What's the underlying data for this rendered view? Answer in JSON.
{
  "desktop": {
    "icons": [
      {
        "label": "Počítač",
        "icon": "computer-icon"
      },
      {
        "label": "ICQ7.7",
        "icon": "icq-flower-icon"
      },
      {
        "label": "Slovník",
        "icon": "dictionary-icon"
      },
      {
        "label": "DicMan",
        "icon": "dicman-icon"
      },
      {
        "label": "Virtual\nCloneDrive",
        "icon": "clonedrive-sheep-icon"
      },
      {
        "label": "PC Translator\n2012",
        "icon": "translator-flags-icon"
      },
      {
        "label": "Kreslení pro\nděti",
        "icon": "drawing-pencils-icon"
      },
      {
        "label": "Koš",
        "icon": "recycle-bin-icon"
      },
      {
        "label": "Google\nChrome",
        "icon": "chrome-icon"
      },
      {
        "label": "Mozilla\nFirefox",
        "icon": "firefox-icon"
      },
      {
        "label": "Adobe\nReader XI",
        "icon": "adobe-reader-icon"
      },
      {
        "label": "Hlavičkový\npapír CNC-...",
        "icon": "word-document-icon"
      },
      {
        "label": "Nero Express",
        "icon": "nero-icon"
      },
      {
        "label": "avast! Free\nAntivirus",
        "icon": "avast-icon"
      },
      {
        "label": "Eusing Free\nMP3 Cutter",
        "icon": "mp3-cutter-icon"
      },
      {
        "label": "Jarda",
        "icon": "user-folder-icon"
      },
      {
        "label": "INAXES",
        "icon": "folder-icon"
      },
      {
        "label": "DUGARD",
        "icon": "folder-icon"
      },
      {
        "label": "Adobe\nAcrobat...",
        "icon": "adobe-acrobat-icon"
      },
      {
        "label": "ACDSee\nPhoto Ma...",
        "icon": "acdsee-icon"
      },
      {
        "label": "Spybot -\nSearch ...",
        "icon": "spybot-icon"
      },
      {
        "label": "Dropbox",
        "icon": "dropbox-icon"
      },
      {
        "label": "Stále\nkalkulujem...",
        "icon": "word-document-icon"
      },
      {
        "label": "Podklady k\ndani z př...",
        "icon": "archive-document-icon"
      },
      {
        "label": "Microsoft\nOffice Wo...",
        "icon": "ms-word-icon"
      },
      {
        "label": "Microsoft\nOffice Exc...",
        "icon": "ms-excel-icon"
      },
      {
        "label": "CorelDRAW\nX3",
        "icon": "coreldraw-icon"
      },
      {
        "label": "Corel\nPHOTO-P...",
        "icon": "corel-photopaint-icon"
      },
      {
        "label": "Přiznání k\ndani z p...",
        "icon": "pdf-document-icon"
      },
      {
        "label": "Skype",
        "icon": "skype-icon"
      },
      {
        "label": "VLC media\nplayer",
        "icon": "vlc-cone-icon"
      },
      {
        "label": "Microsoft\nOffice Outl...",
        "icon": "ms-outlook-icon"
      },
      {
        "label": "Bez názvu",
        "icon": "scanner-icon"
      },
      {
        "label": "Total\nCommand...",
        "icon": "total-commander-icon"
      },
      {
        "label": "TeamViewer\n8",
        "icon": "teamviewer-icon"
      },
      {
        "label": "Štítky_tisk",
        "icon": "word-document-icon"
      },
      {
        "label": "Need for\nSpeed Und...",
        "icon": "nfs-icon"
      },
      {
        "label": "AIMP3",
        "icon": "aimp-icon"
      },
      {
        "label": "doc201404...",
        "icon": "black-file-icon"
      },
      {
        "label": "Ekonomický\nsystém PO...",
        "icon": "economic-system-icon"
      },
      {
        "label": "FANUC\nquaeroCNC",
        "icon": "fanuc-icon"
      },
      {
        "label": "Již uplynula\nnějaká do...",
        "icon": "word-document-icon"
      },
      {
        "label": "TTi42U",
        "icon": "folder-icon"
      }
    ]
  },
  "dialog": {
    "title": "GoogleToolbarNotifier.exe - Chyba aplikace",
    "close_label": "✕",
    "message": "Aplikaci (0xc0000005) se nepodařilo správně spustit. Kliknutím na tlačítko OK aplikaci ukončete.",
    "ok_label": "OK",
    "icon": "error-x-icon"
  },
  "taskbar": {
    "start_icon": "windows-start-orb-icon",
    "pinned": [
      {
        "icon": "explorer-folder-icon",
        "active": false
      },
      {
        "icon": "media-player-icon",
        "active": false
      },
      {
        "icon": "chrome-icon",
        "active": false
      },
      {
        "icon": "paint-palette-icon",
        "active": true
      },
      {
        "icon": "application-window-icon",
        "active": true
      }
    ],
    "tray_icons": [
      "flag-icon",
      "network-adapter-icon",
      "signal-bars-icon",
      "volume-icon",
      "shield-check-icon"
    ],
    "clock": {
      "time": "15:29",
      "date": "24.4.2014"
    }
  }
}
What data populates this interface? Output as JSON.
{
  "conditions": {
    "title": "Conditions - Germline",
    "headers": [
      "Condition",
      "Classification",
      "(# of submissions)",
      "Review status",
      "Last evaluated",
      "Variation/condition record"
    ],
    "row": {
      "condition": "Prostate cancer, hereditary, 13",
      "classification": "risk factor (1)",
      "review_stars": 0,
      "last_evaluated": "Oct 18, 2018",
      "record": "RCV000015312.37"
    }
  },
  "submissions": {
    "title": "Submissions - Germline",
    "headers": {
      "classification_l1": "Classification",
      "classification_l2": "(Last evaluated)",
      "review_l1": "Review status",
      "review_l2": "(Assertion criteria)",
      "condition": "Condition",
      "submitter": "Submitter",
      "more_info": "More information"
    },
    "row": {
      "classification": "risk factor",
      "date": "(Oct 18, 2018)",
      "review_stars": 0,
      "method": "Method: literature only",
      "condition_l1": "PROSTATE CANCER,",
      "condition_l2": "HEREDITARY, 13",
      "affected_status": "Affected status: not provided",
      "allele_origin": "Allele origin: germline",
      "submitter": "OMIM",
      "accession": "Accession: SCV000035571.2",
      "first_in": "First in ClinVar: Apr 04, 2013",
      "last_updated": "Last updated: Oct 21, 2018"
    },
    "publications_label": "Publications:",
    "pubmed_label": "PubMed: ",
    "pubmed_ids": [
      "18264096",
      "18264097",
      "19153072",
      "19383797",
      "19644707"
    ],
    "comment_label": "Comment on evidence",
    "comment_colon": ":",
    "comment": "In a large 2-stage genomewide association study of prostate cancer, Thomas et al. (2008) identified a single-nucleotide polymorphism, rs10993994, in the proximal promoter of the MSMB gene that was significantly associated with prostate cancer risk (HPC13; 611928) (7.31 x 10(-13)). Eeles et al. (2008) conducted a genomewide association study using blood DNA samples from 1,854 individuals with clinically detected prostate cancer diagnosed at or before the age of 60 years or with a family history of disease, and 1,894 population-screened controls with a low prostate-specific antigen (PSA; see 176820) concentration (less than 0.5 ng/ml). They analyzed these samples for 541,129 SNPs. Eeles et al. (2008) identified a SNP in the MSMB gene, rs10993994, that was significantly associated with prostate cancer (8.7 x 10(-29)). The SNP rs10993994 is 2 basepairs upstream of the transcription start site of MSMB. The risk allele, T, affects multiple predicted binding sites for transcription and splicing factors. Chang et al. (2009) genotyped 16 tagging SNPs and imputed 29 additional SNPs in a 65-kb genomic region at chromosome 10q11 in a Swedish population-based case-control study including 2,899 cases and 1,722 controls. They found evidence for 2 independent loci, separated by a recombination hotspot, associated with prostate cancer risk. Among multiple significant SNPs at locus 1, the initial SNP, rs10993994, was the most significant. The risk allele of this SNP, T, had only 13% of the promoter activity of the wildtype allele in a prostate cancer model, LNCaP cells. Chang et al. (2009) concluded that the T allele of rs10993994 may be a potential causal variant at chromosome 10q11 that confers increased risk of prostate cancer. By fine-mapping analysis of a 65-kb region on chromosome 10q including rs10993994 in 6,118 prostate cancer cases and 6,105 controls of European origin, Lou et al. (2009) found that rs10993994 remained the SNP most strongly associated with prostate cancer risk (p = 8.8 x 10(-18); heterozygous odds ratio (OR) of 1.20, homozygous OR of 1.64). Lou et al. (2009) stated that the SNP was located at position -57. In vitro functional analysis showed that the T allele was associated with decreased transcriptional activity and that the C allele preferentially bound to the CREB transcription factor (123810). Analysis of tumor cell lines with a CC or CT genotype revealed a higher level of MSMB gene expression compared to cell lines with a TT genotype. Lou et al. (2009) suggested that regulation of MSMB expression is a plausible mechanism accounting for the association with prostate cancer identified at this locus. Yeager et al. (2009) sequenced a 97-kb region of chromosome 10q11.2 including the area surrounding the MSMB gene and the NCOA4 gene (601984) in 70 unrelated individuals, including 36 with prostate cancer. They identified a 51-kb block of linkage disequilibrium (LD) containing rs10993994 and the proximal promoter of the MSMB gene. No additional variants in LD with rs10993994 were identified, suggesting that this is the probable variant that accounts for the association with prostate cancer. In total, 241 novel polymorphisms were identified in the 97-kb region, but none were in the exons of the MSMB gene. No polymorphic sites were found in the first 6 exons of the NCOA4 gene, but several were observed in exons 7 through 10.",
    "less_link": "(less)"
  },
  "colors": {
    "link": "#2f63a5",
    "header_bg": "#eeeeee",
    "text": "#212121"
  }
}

··········

• TASK DETAILS: Return all lines from the material that contain "status".

• ANSWER BOX:
      "Review status",
      "review_l1": "Review status",
      "affected_status": "Affected status: not provided",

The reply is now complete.